§ Input material
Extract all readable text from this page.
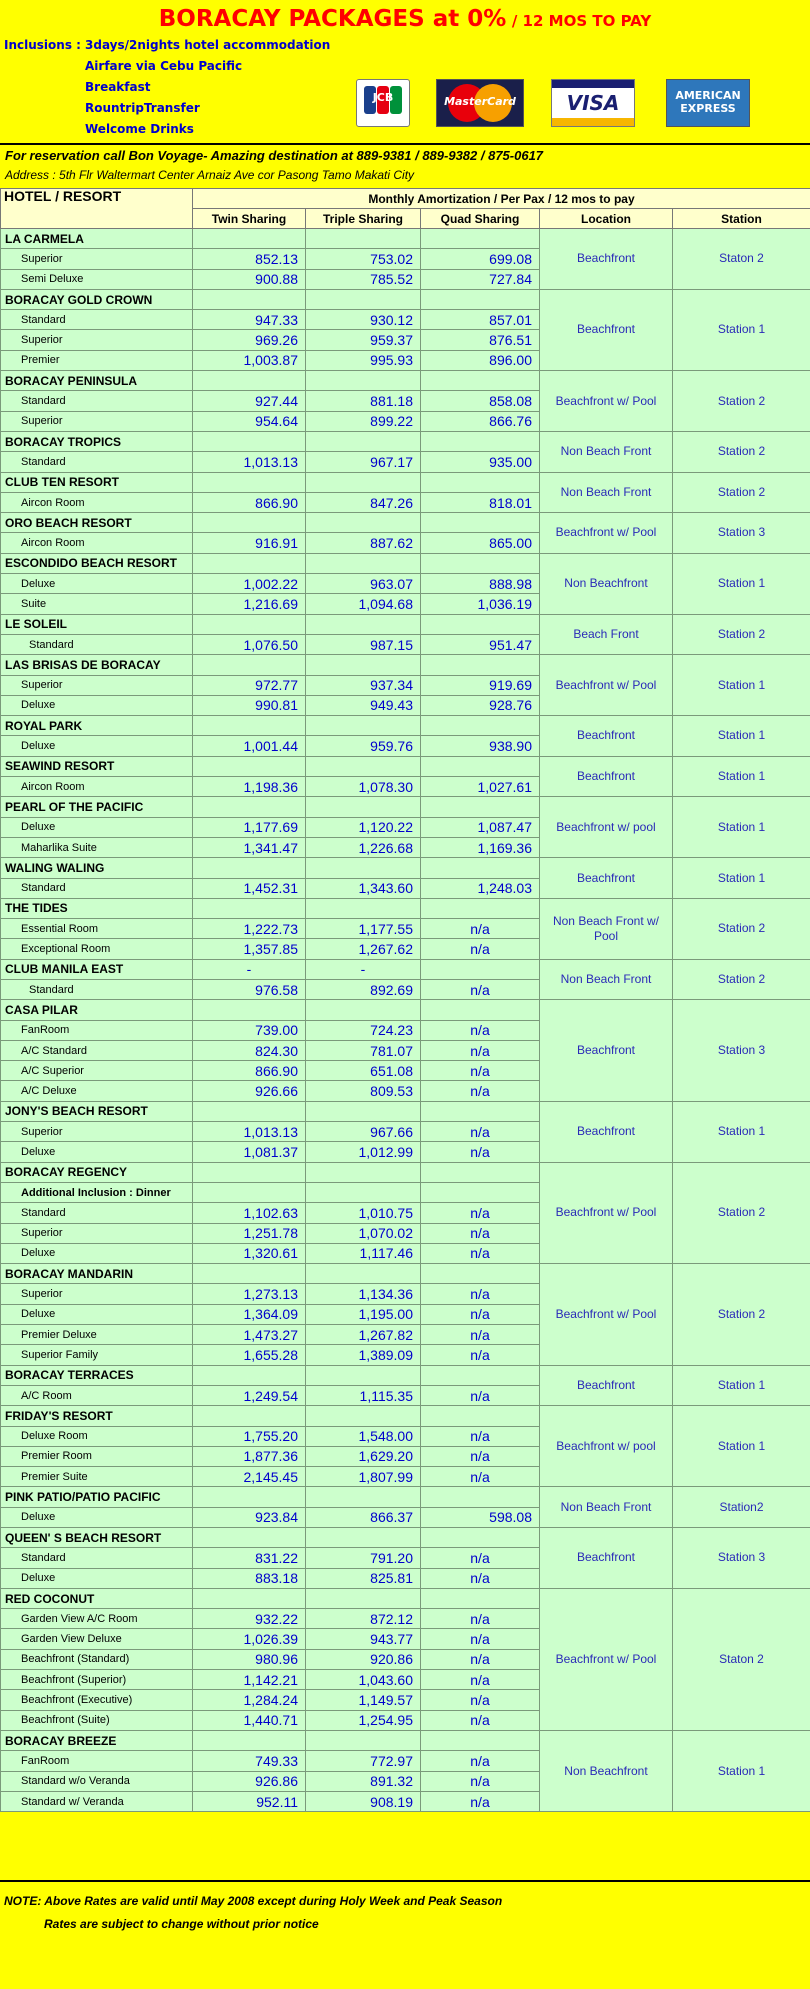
BORACAY PACKAGES at 0% / 12 MOS TO PAY
Inclusions : 3days/2nights hotel accommodation
Airfare via Cebu Pacific
Breakfast
RountripTransfer
Welcome Drinks
JCB	MasterCard	VISA	AMERICAN EXPRESS
For reservation call Bon Voyage- Amazing destination at 889-9381 / 889-9382 / 875-0617
Address : 5th Flr Waltermart Center Arnaiz Ave cor Pasong Tamo Makati City
HOTEL / RESORT	Monthly Amortization / Per Pax / 12 mos to pay				
	Twin Sharing	Triple Sharing	Quad Sharing	Location	Station
LA CARMELA				Beachfront	Staton 2
Superior	852.13	753.02	699.08		
Semi Deluxe	900.88	785.52	727.84		
BORACAY GOLD CROWN				Beachfront	Station 1
Standard	947.33	930.12	857.01		
Superior	969.26	959.37	876.51		
Premier	1,003.87	995.93	896.00		
BORACAY PENINSULA				Beachfront w/ Pool	Station 2
Standard	927.44	881.18	858.08		
Superior	954.64	899.22	866.76		
BORACAY TROPICS				Non Beach Front	Station 2
Standard	1,013.13	967.17	935.00		
CLUB TEN RESORT				Non Beach Front	Station 2
Aircon Room	866.90	847.26	818.01		
ORO BEACH RESORT				Beachfront w/ Pool	Station 3
Aircon Room	916.91	887.62	865.00		
ESCONDIDO BEACH RESORT				Non Beachfront	Station 1
Deluxe	1,002.22	963.07	888.98		
Suite	1,216.69	1,094.68	1,036.19		
LE SOLEIL				Beach Front	Station 2
Standard	1,076.50	987.15	951.47		
LAS BRISAS DE BORACAY				Beachfront w/ Pool	Station 1
Superior	972.77	937.34	919.69		
Deluxe	990.81	949.43	928.76		
ROYAL PARK				Beachfront	Station 1
Deluxe	1,001.44	959.76	938.90		
SEAWIND RESORT				Beachfront	Station 1
Aircon Room	1,198.36	1,078.30	1,027.61		
PEARL OF THE PACIFIC				Beachfront w/ pool	Station 1
Deluxe	1,177.69	1,120.22	1,087.47		
Maharlika Suite	1,341.47	1,226.68	1,169.36		
WALING WALING				Beachfront	Station 1
Standard	1,452.31	1,343.60	1,248.03		
THE TIDES				Non Beach Front w/ Pool	Station 2
Essential Room	1,222.73	1,177.55	n/a		
Exceptional Room	1,357.85	1,267.62	n/a		
CLUB MANILA EAST	-	-		Non Beach Front	Station 2
Standard	976.58	892.69	n/a		
CASA PILAR				Beachfront	Station 3
FanRoom	739.00	724.23	n/a		
A/C Standard	824.30	781.07	n/a		
A/C Superior	866.90	651.08	n/a		
A/C Deluxe	926.66	809.53	n/a		
JONY'S BEACH RESORT				Beachfront	Station 1
Superior	1,013.13	967.66	n/a		
Deluxe	1,081.37	1,012.99	n/a		
BORACAY REGENCY				Beachfront w/ Pool	Station 2
Additional Inclusion : Dinner					
Standard	1,102.63	1,010.75	n/a		
Superior	1,251.78	1,070.02	n/a		
Deluxe	1,320.61	1,117.46	n/a		
BORACAY MANDARIN				Beachfront w/ Pool	Station 2
Superior	1,273.13	1,134.36	n/a		
Deluxe	1,364.09	1,195.00	n/a		
Premier Deluxe	1,473.27	1,267.82	n/a		
Superior Family	1,655.28	1,389.09	n/a		
BORACAY TERRACES				Beachfront	Station 1
A/C Room	1,249.54	1,115.35	n/a		
FRIDAY'S RESORT				Beachfront w/ pool	Station 1
Deluxe Room	1,755.20	1,548.00	n/a		
Premier Room	1,877.36	1,629.20	n/a		
Premier Suite	2,145.45	1,807.99	n/a		
PINK PATIO/PATIO PACIFIC				Non Beach Front	Station2
Deluxe	923.84	866.37	598.08		
QUEEN' S BEACH RESORT				Beachfront	Station 3
Standard	831.22	791.20	n/a		
Deluxe	883.18	825.81	n/a		
RED COCONUT				Beachfront w/ Pool	Staton 2
Garden View A/C Room	932.22	872.12	n/a		
Garden View Deluxe	1,026.39	943.77	n/a		
Beachfront (Standard)	980.96	920.86	n/a		
Beachfront (Superior)	1,142.21	1,043.60	n/a		
Beachfront (Executive)	1,284.24	1,149.57	n/a		
Beachfront (Suite)	1,440.71	1,254.95	n/a		
BORACAY BREEZE				Non Beachfront	Station 1
FanRoom	749.33	772.97	n/a		
Standard w/o Veranda	926.86	891.32	n/a		
Standard w/ Veranda	952.11	908.19	n/a		
NOTE: Above Rates are valid until May 2008 except during Holy Week and Peak Season
Rates are subject to change without prior notice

§ Problem description
Copy the material above exactly and drop the pictures.

§ Output of the task
Extract all readable text from this page.
BORACAY PACKAGES at 0% / 12 MOS TO PAY
Inclusions : 3days/2nights hotel accommodation
Airfare via Cebu Pacific
Breakfast
RountripTransfer
Welcome Drinks
JCB	MasterCard	VISA	AMERICAN EXPRESS
For reservation call Bon Voyage- Amazing destination at 889-9381 / 889-9382 / 875-0617
Address : 5th Flr Waltermart Center Arnaiz Ave cor Pasong Tamo Makati City
HOTEL / RESORT	Monthly Amortization / Per Pax / 12 mos to pay				
	Twin Sharing	Triple Sharing	Quad Sharing	Location	Station
LA CARMELA				Beachfront	Staton 2
Superior	852.13	753.02	699.08		
Semi Deluxe	900.88	785.52	727.84		
BORACAY GOLD CROWN				Beachfront	Station 1
Standard	947.33	930.12	857.01		
Superior	969.26	959.37	876.51		
Premier	1,003.87	995.93	896.00		
BORACAY PENINSULA				Beachfront w/ Pool	Station 2
Standard	927.44	881.18	858.08		
Superior	954.64	899.22	866.76		
BORACAY TROPICS				Non Beach Front	Station 2
Standard	1,013.13	967.17	935.00		
CLUB TEN RESORT				Non Beach Front	Station 2
Aircon Room	866.90	847.26	818.01		
ORO BEACH RESORT				Beachfront w/ Pool	Station 3
Aircon Room	916.91	887.62	865.00		
ESCONDIDO BEACH RESORT				Non Beachfront	Station 1
Deluxe	1,002.22	963.07	888.98		
Suite	1,216.69	1,094.68	1,036.19		
LE SOLEIL				Beach Front	Station 2
Standard	1,076.50	987.15	951.47		
LAS BRISAS DE BORACAY				Beachfront w/ Pool	Station 1
Superior	972.77	937.34	919.69		
Deluxe	990.81	949.43	928.76		
ROYAL PARK				Beachfront	Station 1
Deluxe	1,001.44	959.76	938.90		
SEAWIND RESORT				Beachfront	Station 1
Aircon Room	1,198.36	1,078.30	1,027.61		
PEARL OF THE PACIFIC				Beachfront w/ pool	Station 1
Deluxe	1,177.69	1,120.22	1,087.47		
Maharlika Suite	1,341.47	1,226.68	1,169.36		
WALING WALING				Beachfront	Station 1
Standard	1,452.31	1,343.60	1,248.03		
THE TIDES				Non Beach Front w/ Pool	Station 2
Essential Room	1,222.73	1,177.55	n/a		
Exceptional Room	1,357.85	1,267.62	n/a		
CLUB MANILA EAST	-	-		Non Beach Front	Station 2
Standard	976.58	892.69	n/a		
CASA PILAR				Beachfront	Station 3
FanRoom	739.00	724.23	n/a		
A/C Standard	824.30	781.07	n/a		
A/C Superior	866.90	651.08	n/a		
A/C Deluxe	926.66	809.53	n/a		
JONY'S BEACH RESORT				Beachfront	Station 1
Superior	1,013.13	967.66	n/a		
Deluxe	1,081.37	1,012.99	n/a		
BORACAY REGENCY				Beachfront w/ Pool	Station 2
Additional Inclusion : Dinner					
Standard	1,102.63	1,010.75	n/a		
Superior	1,251.78	1,070.02	n/a		
Deluxe	1,320.61	1,117.46	n/a		
BORACAY MANDARIN				Beachfront w/ Pool	Station 2
Superior	1,273.13	1,134.36	n/a		
Deluxe	1,364.09	1,195.00	n/a		
Premier Deluxe	1,473.27	1,267.82	n/a		
Superior Family	1,655.28	1,389.09	n/a		
BORACAY TERRACES				Beachfront	Station 1
A/C Room	1,249.54	1,115.35	n/a		
FRIDAY'S RESORT				Beachfront w/ pool	Station 1
Deluxe Room	1,755.20	1,548.00	n/a		
Premier Room	1,877.36	1,629.20	n/a		
Premier Suite	2,145.45	1,807.99	n/a		
PINK PATIO/PATIO PACIFIC				Non Beach Front	Station2
Deluxe	923.84	866.37	598.08		
QUEEN' S BEACH RESORT				Beachfront	Station 3
Standard	831.22	791.20	n/a		
Deluxe	883.18	825.81	n/a		
RED COCONUT				Beachfront w/ Pool	Staton 2
Garden View A/C Room	932.22	872.12	n/a		
Garden View Deluxe	1,026.39	943.77	n/a		
Beachfront (Standard)	980.96	920.86	n/a		
Beachfront (Superior)	1,142.21	1,043.60	n/a		
Beachfront (Executive)	1,284.24	1,149.57	n/a		
Beachfront (Suite)	1,440.71	1,254.95	n/a		
BORACAY BREEZE				Non Beachfront	Station 1
FanRoom	749.33	772.97	n/a		
Standard w/o Veranda	926.86	891.32	n/a		
Standard w/ Veranda	952.11	908.19	n/a		
NOTE: Above Rates are valid until May 2008 except during Holy Week and Peak Season
Rates are subject to change without prior notice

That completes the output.